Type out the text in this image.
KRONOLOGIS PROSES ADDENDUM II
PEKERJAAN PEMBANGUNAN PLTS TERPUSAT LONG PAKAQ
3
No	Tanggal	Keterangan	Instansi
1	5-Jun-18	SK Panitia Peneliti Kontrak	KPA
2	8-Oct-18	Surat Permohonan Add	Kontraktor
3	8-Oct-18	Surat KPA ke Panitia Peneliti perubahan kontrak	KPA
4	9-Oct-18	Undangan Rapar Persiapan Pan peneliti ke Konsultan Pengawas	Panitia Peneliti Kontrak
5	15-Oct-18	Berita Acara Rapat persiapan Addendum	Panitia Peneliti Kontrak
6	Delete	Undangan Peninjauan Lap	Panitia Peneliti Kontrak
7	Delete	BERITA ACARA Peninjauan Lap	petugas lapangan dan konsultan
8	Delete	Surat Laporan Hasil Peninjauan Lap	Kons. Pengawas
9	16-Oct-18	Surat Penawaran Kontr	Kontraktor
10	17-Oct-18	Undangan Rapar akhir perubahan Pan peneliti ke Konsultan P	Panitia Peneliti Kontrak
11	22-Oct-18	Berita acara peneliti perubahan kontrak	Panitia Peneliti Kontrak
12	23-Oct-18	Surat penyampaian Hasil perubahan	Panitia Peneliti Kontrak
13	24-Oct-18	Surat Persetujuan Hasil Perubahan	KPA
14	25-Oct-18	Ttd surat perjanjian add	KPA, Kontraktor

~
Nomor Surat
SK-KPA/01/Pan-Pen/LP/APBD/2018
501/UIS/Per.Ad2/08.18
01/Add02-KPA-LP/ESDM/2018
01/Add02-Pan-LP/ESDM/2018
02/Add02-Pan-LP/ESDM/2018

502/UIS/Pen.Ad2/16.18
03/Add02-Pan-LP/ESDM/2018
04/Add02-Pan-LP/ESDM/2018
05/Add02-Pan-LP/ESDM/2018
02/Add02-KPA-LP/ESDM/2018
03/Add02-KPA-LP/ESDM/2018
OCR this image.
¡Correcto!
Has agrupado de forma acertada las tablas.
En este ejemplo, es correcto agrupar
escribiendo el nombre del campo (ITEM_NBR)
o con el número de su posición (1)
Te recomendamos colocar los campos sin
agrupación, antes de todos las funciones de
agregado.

■ ■ ■ ■ ■ ■ ■

Short exercise:
Go through the material above and count the lines that contain "Hasil"; give that number alone.

Answer to this task:
3